# Daily Manna for Wednesday, March 15, 2006



## ComeFrom? (May 21, 2004)

At that time Jesus said, 'I praise you, Father, Lord of heaven and earth, because you have hidden these things from the wise and learned, and revealed them to little children. Yes, Father, for this was your good pleasure. 'All things have been committed to me by my Father. No one knows the Son except the Father, and no one knows the Father except the Son and those to whom the Son chooses to reveal him. 'Come to me, all you who are weary and burdened, and I will give you rest. Take my yoke upon you and learn from me, for I am gentle and humble in heart, and you will find rest for your souls. For my yoke is easy and my burden is light.' Matthew 11:25-30 NIV


----------



## luv2fish (Mar 21, 2005)

Praise the Lord. We sing a gospel song that includes that scripture. Thanks for sharing "THE WORD" "THE TRUTH".


----------



## Mrs Backlasher (Dec 19, 2004)

"you have *hidden* these things from the wise and learned"

"no one knows the Father except the Son and those to whom the Son chooses to *reveal* him"

God is hidden from us until the Son reveals him. We can (and should) share the word of God with everyone, but we cannot debate them into the Kingdom of God. Aren't you glad we don't have that responsibility?! I am.


----------

§ **OBJECTIVE**
Reproduce the stretch of the Daily Manna thread from "## luv2fish (Mar" through "(Dec 19, 2004)", substituting "gospel hymn" for "gospel song".

§ **GIVEN INFORMATION**
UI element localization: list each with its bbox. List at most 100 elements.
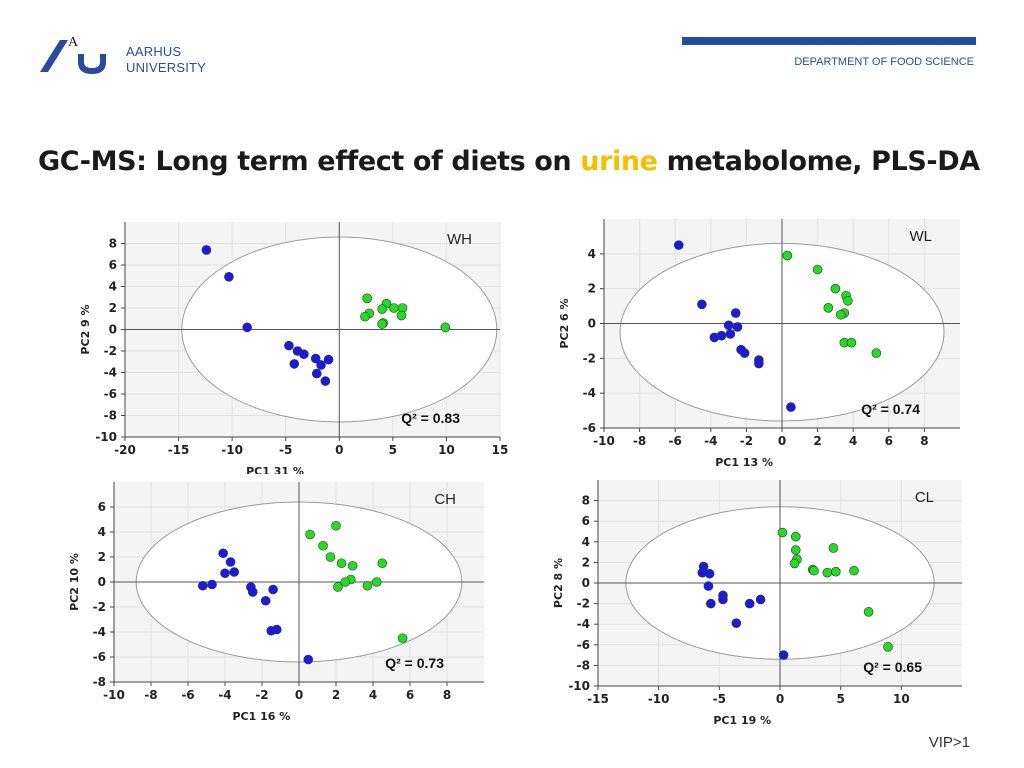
wl-x-axis-title: PC1 13 % — [715, 456, 773, 466]
ch-x-tick-label-1: -8 — [144, 688, 157, 702]
ch-point-green-4 — [336, 558, 347, 569]
wl-x-tick-label-9: 8 — [920, 434, 928, 448]
wl-point-green-0 — [782, 250, 793, 261]
wh-point-green-0 — [362, 293, 372, 304]
cl-point-green-12 — [883, 642, 893, 652]
vip-note: VIP>1 — [928, 734, 970, 751]
ch-point-green-10 — [362, 580, 373, 591]
wl-panel-label: WL — [910, 228, 933, 245]
department-name: DEPARTMENT OF FOOD SCIENCE — [794, 56, 974, 68]
cl-point-blue-8 — [744, 598, 755, 609]
cl-y-tick-label-7: 4 — [582, 535, 590, 549]
wh-x-tick-label-3: -5 — [279, 443, 292, 457]
wh-y-tick-label-3: -4 — [104, 366, 117, 380]
title-suffix: metabolome, PLS-DA — [657, 146, 981, 177]
ch-point-blue-8 — [268, 584, 278, 595]
ch-y-tick-label-0: -8 — [93, 675, 106, 689]
cl-q2-label: Q² = 0.65 — [863, 659, 922, 675]
ch-point-green-3 — [325, 552, 336, 562]
ch-x-tick-label-4: -2 — [255, 688, 268, 702]
wl-point-blue-6 — [716, 330, 727, 341]
ch-point-blue-9 — [260, 595, 271, 606]
wl-x-tick-label-0: -10 — [593, 434, 615, 448]
cl-point-green-5 — [828, 543, 839, 553]
wh-y-axis-title: PC2 9 % — [79, 304, 92, 354]
ch-point-green-12 — [397, 633, 408, 644]
ch-y-tick-label-7: 6 — [98, 500, 106, 514]
wl-x-tick-label-7: 4 — [849, 434, 857, 448]
wl-q2-label: Q² = 0.74 — [861, 401, 920, 417]
wh-y-tick-label-6: 2 — [109, 301, 117, 315]
cl-y-tick-label-9: 8 — [582, 494, 590, 508]
wh-x-tick-label-4: 0 — [335, 443, 343, 457]
ch-point-blue-5 — [207, 579, 217, 590]
cl-y-tick-label-2: -6 — [577, 638, 590, 652]
ch-point-blue-0 — [218, 548, 228, 559]
ch-y-tick-label-4: 0 — [98, 575, 106, 589]
cl-y-tick-label-4: -2 — [577, 597, 590, 611]
wl-point-blue-4 — [732, 322, 743, 332]
wh-point-blue-3 — [284, 340, 294, 351]
wl-point-green-9 — [846, 337, 857, 348]
cl-y-tick-label-0: -10 — [568, 679, 590, 693]
wh-y-tick-label-9: 8 — [109, 237, 117, 251]
wh-x-tick-label-2: -10 — [221, 443, 243, 457]
ch-x-tick-label-0: -10 — [103, 688, 125, 702]
ch-point-green-1 — [305, 529, 315, 540]
wh-y-tick-label-2: -6 — [104, 387, 117, 401]
wl-point-green-7 — [835, 309, 846, 320]
wl-point-blue-2 — [730, 308, 741, 318]
ch-point-green-2 — [318, 540, 328, 551]
wh-x-tick-label-0: -20 — [114, 443, 136, 457]
wh-point-blue-9 — [316, 360, 326, 370]
wl-x-tick-label-4: -2 — [740, 434, 753, 448]
ch-x-tick-label-3: -4 — [218, 688, 231, 702]
cl-y-tick-label-8: 6 — [582, 514, 590, 528]
wl-point-green-2 — [830, 283, 841, 294]
ch-point-blue-11 — [266, 625, 277, 636]
ch-y-tick-label-2: -4 — [93, 625, 106, 639]
header-accent-bar — [682, 37, 976, 45]
wl-point-blue-0 — [673, 240, 684, 250]
wl-point-blue-9 — [739, 348, 750, 358]
cl-y-tick-label-6: 2 — [582, 555, 590, 569]
ch-point-blue-4 — [198, 580, 208, 591]
cl-point-green-10 — [849, 565, 859, 576]
logo-mark-icon — [40, 40, 106, 74]
wh-x-tick-label-7: 15 — [492, 443, 509, 457]
cl-x-tick-label-1: -10 — [648, 692, 670, 706]
cl-y-tick-label-3: -4 — [577, 617, 590, 631]
ch-point-green-0 — [331, 520, 341, 531]
cl-x-tick-label-5: 10 — [893, 692, 910, 706]
cl-point-blue-6 — [706, 598, 716, 609]
ch-point-green-11 — [371, 577, 382, 587]
cl-point-green-0 — [777, 527, 788, 538]
wh-x-axis-title: PC1 31 % — [246, 465, 304, 474]
ch-point-blue-12 — [303, 654, 314, 665]
ch-point-blue-3 — [220, 568, 230, 579]
cl-y-tick-label-1: -8 — [577, 658, 590, 672]
ch-panel-label: CH — [434, 491, 456, 508]
wl-x-tick-label-5: 0 — [778, 434, 786, 448]
ch-point-blue-2 — [229, 567, 240, 577]
wh-point-blue-7 — [323, 354, 334, 365]
wl-point-green-1 — [812, 264, 823, 275]
aarhus-university-logo: A — [40, 35, 106, 74]
wl-point-blue-11 — [754, 358, 764, 369]
wl-y-tick-label-0: -6 — [583, 421, 596, 435]
ch-point-green-8 — [340, 577, 351, 587]
cl-point-blue-9 — [731, 618, 742, 628]
wh-point-blue-5 — [299, 349, 309, 360]
wh-point-blue-10 — [311, 368, 322, 379]
wh-point-green-10 — [440, 322, 451, 333]
wl-point-green-5 — [823, 303, 834, 313]
ch-y-tick-label-5: 2 — [98, 550, 106, 564]
wl-point-green-10 — [871, 348, 882, 358]
ch-x-tick-label-9: 8 — [443, 688, 451, 702]
wh-y-tick-label-5: 0 — [109, 323, 117, 337]
logo-letter: A — [68, 35, 79, 50]
cl-point-green-7 — [809, 565, 819, 576]
wl-y-tick-label-2: -2 — [583, 351, 596, 365]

§ **REPLY TO THE EXERCISE**
## luv2fish (Mar 21, 2005)

Praise the Lord. We sing a gospel hymn that includes that scripture. Thanks for sharing "THE WORD" "THE TRUTH".


----------



## Mrs Backlasher (Dec 19, 2004)